* **THE PROBLEM**: Write out the entries below verbatim, starting at the line containing "Text: percentile rank" and ending at the line containing "Bar — [31, 360, 50, 379]", both included.

* **EXCERPTED RECORDS**:
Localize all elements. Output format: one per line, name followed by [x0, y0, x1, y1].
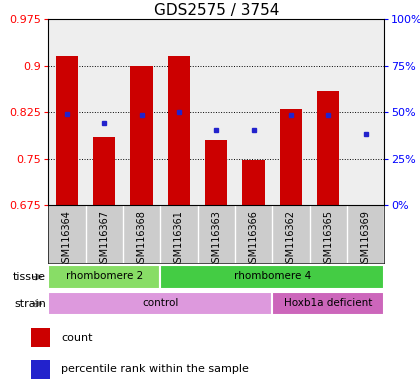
Text: percentile rank within the sample: percentile rank within the sample — [61, 364, 249, 374]
Text: rhombomere 2: rhombomere 2 — [66, 271, 143, 281]
Bar — [131, 66, 153, 205]
Bar — [272, 292, 384, 316]
Text: control: control — [142, 298, 178, 308]
Text: GSM116369: GSM116369 — [361, 210, 370, 269]
Bar — [205, 140, 228, 205]
Bar — [280, 109, 302, 205]
Text: GSM116361: GSM116361 — [174, 210, 184, 269]
Bar — [168, 56, 190, 205]
Bar — [31, 328, 50, 347]
Text: GSM116367: GSM116367 — [99, 210, 109, 269]
Bar — [242, 160, 265, 205]
Text: tissue: tissue — [13, 272, 46, 282]
Text: strain: strain — [14, 299, 46, 309]
Text: GSM116364: GSM116364 — [62, 210, 72, 269]
Bar — [31, 360, 50, 379]
Text: rhombomere 4: rhombomere 4 — [234, 271, 311, 281]
Text: GSM116363: GSM116363 — [211, 210, 221, 269]
Text: Hoxb1a deficient: Hoxb1a deficient — [284, 298, 373, 308]
Text: GSM116368: GSM116368 — [136, 210, 147, 269]
Text: count: count — [61, 333, 93, 343]
Bar — [93, 137, 116, 205]
Bar — [160, 265, 384, 289]
Title: GDS2575 / 3754: GDS2575 / 3754 — [154, 3, 279, 18]
Bar — [48, 265, 160, 289]
Text: GSM116362: GSM116362 — [286, 210, 296, 269]
Bar — [317, 91, 339, 205]
Bar — [56, 56, 78, 205]
Text: GSM116365: GSM116365 — [323, 210, 333, 269]
Text: GSM116366: GSM116366 — [249, 210, 259, 269]
Bar — [48, 292, 272, 316]
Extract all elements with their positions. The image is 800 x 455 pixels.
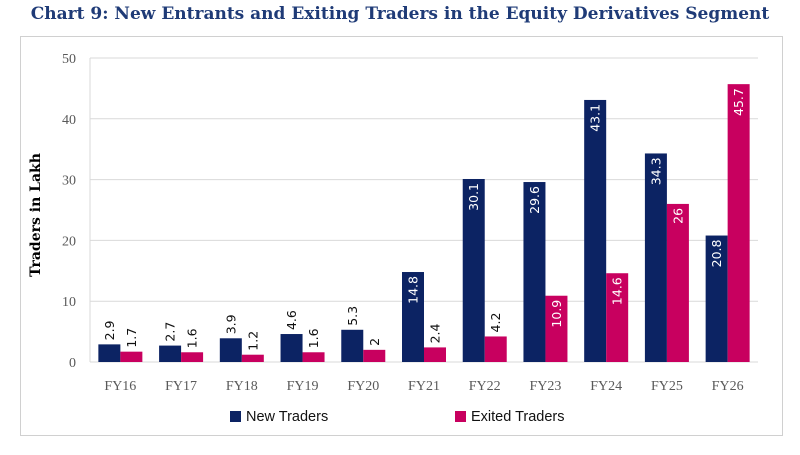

* **COMPLETE OUTPUT**:
Text: percentile rank within the sample: percentile rank within the sample — [61, 364, 249, 374]
Text: rhombomere 2: rhombomere 2 — [66, 271, 143, 281]
Bar — [131, 66, 153, 205]
Bar — [272, 292, 384, 316]
Text: control: control — [142, 298, 178, 308]
Text: GSM116369: GSM116369 — [361, 210, 370, 269]
Bar — [205, 140, 228, 205]
Bar — [280, 109, 302, 205]
Text: GSM116361: GSM116361 — [174, 210, 184, 269]
Bar — [168, 56, 190, 205]
Bar — [31, 328, 50, 347]
Text: GSM116367: GSM116367 — [99, 210, 109, 269]
Bar — [242, 160, 265, 205]
Text: tissue: tissue — [13, 272, 46, 282]
Text: strain: strain — [14, 299, 46, 309]
Text: GSM116364: GSM116364 — [62, 210, 72, 269]
Bar — [31, 360, 50, 379]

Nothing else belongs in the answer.